(Rows from a figure dataset)
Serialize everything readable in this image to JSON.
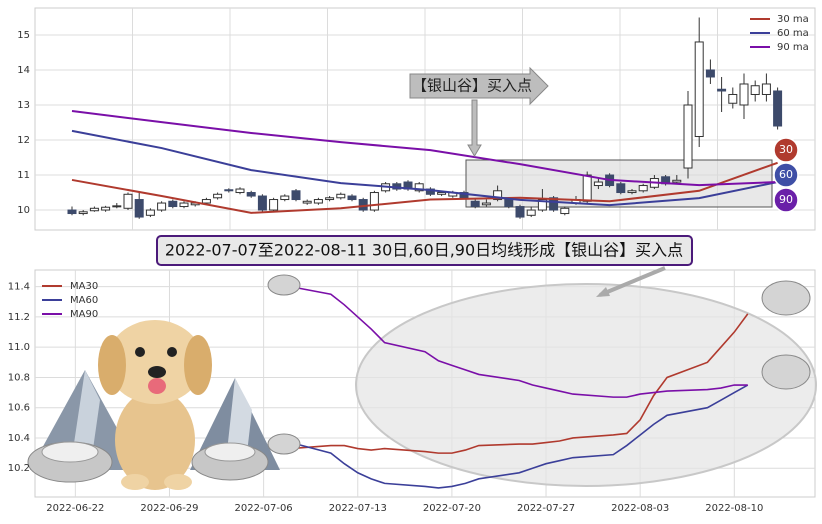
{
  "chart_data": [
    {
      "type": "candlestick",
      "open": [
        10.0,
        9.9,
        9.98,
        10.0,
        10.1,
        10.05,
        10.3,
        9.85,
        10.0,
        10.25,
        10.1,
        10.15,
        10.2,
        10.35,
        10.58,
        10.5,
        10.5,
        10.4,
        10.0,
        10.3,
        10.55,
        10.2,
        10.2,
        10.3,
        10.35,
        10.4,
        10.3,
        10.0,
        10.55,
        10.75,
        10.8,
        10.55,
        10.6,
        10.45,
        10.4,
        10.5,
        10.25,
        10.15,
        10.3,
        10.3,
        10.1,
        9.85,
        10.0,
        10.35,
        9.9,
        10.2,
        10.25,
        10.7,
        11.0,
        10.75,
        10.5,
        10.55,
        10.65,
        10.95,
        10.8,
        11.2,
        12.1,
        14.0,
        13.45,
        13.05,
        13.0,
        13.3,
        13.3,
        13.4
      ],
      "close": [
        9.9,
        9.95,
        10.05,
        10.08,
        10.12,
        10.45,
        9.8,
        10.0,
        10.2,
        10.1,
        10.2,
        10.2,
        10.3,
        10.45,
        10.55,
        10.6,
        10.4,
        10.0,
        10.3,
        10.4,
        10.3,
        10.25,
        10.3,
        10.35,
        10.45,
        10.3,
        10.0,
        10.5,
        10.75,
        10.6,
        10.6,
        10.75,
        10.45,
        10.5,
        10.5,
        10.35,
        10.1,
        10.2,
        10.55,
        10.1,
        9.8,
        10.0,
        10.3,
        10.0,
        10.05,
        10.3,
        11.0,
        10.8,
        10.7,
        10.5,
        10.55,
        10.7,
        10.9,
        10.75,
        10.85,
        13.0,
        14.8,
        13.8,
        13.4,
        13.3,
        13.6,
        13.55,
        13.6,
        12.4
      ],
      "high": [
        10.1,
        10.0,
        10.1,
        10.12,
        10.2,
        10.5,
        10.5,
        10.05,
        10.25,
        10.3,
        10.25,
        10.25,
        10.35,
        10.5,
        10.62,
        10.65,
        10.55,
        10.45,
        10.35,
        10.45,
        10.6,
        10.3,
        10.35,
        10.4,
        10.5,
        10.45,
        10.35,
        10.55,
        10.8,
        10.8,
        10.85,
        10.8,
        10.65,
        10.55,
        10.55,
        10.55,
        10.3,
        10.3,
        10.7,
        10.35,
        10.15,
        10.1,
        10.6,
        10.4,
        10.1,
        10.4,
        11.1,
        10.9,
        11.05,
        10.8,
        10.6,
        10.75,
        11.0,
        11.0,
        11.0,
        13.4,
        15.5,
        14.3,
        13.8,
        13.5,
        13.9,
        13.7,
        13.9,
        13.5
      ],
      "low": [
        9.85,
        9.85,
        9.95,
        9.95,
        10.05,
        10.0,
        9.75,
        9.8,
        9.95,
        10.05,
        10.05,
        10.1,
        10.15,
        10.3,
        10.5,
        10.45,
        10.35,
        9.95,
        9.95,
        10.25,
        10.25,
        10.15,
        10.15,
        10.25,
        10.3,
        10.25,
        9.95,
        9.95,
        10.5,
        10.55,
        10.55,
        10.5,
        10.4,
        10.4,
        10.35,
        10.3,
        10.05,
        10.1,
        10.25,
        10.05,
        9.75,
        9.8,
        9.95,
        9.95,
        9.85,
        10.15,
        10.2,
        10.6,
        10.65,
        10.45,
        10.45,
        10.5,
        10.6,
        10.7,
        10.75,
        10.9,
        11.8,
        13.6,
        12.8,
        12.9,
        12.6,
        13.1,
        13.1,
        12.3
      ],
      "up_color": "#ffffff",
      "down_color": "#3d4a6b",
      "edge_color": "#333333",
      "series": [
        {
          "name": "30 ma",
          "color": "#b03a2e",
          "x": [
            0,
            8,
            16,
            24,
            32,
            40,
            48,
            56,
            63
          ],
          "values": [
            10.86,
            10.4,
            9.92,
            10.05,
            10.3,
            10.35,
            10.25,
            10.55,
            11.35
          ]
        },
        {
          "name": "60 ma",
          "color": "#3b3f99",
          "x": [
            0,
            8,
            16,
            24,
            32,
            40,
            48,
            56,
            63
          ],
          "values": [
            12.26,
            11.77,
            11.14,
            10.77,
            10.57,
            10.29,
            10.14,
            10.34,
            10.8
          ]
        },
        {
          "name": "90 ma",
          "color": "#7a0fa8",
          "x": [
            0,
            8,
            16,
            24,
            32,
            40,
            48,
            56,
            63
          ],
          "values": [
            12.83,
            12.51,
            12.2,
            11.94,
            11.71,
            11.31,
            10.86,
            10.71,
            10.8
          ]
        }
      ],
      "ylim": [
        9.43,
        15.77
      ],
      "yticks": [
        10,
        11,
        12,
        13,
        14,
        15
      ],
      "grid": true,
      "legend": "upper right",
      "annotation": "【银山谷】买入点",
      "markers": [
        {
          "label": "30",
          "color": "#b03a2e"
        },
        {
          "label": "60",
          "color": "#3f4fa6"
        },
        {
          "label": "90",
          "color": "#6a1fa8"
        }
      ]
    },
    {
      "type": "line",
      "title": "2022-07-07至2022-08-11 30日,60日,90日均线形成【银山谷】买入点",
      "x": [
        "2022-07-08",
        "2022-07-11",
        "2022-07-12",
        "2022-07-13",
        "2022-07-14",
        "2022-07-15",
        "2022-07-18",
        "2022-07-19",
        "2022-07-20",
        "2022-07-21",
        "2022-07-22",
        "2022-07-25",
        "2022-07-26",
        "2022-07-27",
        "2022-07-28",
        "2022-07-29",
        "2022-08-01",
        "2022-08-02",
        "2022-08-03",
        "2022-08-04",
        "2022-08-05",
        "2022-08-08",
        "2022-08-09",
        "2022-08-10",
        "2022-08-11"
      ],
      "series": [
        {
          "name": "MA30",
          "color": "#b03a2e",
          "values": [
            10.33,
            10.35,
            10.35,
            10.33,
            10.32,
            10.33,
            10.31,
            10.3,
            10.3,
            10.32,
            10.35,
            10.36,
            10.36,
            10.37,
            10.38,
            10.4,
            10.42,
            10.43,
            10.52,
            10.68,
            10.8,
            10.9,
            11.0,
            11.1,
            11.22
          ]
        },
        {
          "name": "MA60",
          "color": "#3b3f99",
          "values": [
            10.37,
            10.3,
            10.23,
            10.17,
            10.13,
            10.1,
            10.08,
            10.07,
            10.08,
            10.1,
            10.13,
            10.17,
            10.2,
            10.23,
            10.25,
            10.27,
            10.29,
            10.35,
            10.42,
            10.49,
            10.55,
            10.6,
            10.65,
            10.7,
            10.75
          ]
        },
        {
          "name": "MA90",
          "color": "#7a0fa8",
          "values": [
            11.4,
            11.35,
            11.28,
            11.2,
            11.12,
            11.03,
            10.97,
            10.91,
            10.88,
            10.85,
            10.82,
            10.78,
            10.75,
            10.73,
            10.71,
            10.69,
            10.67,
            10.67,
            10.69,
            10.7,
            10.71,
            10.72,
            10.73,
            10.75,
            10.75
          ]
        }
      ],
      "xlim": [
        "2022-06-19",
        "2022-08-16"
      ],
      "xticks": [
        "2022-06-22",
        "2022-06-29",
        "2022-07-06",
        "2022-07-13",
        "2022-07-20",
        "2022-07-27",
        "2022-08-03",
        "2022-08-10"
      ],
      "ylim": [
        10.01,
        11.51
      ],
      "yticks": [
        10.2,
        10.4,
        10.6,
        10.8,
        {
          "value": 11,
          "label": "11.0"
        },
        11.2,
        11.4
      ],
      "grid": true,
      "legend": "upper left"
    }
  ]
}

* * *

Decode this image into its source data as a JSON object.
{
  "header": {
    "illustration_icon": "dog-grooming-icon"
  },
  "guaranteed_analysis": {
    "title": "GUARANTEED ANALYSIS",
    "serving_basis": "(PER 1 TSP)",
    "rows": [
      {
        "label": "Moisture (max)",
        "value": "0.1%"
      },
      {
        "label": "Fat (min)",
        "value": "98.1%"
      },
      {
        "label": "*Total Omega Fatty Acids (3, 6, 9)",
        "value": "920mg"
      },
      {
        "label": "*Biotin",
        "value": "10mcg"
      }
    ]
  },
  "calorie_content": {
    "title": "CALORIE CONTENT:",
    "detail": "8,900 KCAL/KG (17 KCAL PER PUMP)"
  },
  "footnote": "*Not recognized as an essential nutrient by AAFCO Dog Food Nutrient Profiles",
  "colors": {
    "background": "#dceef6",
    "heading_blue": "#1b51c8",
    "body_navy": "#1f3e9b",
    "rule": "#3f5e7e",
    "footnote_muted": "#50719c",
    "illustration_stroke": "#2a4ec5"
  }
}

- WHAT IS ASKED: Identify every line where the string "this" appears.

- ANSWER BELOW:
Serialize everything readable in this image to JSON.
Decode this image into its source data as a JSON object.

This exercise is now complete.